_Records from a collection_:
•••••

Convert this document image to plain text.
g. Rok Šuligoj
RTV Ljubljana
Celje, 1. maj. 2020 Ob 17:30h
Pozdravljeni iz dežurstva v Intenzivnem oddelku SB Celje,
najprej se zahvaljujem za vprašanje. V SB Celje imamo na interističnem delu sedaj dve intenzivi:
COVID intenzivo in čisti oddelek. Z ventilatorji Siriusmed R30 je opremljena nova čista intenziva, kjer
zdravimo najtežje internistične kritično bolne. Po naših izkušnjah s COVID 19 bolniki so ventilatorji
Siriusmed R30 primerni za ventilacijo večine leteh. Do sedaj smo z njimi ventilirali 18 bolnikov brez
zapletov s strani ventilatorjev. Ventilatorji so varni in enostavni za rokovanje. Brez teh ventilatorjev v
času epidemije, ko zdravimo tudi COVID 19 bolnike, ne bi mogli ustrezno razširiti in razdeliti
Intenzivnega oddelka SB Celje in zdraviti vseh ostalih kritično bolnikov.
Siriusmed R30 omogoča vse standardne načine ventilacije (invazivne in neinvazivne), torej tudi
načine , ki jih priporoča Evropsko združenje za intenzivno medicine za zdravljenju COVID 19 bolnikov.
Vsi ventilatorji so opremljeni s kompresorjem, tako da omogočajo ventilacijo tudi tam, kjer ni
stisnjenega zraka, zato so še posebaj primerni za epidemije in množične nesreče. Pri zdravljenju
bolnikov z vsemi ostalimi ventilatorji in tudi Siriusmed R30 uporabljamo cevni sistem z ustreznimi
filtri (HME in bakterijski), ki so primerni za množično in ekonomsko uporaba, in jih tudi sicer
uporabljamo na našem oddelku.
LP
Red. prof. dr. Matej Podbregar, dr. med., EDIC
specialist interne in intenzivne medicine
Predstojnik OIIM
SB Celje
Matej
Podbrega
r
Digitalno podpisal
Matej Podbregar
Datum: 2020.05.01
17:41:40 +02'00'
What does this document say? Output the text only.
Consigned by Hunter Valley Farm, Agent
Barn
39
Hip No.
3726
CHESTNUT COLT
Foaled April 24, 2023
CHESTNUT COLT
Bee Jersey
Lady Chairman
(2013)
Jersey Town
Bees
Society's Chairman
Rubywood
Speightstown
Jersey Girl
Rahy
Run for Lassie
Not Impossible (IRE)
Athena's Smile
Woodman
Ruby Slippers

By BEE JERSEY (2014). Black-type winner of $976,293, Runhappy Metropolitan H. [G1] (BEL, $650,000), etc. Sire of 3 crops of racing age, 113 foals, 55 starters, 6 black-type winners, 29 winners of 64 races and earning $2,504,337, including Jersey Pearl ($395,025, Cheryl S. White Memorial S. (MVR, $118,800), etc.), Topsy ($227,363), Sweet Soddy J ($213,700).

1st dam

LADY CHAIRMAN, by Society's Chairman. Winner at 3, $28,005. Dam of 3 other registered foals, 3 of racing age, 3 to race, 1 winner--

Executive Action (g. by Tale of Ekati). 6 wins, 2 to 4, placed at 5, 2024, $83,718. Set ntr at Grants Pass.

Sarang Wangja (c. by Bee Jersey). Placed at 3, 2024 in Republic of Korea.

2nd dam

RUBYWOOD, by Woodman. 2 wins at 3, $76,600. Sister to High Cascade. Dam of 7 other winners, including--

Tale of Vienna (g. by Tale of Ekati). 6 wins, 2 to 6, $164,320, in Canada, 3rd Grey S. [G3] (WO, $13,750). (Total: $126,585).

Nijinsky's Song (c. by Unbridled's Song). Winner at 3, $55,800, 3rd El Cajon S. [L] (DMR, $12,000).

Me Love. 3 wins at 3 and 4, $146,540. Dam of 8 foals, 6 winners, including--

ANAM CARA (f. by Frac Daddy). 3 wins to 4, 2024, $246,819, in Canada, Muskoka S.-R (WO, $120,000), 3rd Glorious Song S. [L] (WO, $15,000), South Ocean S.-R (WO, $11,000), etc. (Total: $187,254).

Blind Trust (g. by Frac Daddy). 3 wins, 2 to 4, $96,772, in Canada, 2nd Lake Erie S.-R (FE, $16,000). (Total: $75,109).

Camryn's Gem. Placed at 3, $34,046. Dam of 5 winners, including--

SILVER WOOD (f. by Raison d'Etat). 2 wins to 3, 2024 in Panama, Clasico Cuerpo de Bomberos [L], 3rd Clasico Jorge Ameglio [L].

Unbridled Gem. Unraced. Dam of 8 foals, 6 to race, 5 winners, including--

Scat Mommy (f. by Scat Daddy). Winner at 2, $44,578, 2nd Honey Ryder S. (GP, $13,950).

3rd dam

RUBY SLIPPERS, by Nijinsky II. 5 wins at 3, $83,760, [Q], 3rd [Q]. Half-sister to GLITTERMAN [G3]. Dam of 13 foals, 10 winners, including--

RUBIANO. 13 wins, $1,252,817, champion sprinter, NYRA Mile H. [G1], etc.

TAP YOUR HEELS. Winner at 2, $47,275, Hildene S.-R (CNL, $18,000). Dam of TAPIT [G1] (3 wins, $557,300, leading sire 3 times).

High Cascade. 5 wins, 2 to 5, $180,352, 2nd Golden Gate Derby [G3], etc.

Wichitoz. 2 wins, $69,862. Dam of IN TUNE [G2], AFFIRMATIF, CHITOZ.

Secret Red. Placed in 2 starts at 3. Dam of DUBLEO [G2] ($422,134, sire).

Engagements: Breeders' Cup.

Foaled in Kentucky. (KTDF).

•••••

_Brief_:
Of all the lines in the listing above, how many contain the word "other"? Answer with the number alone.

_Solution to the exercise_:
2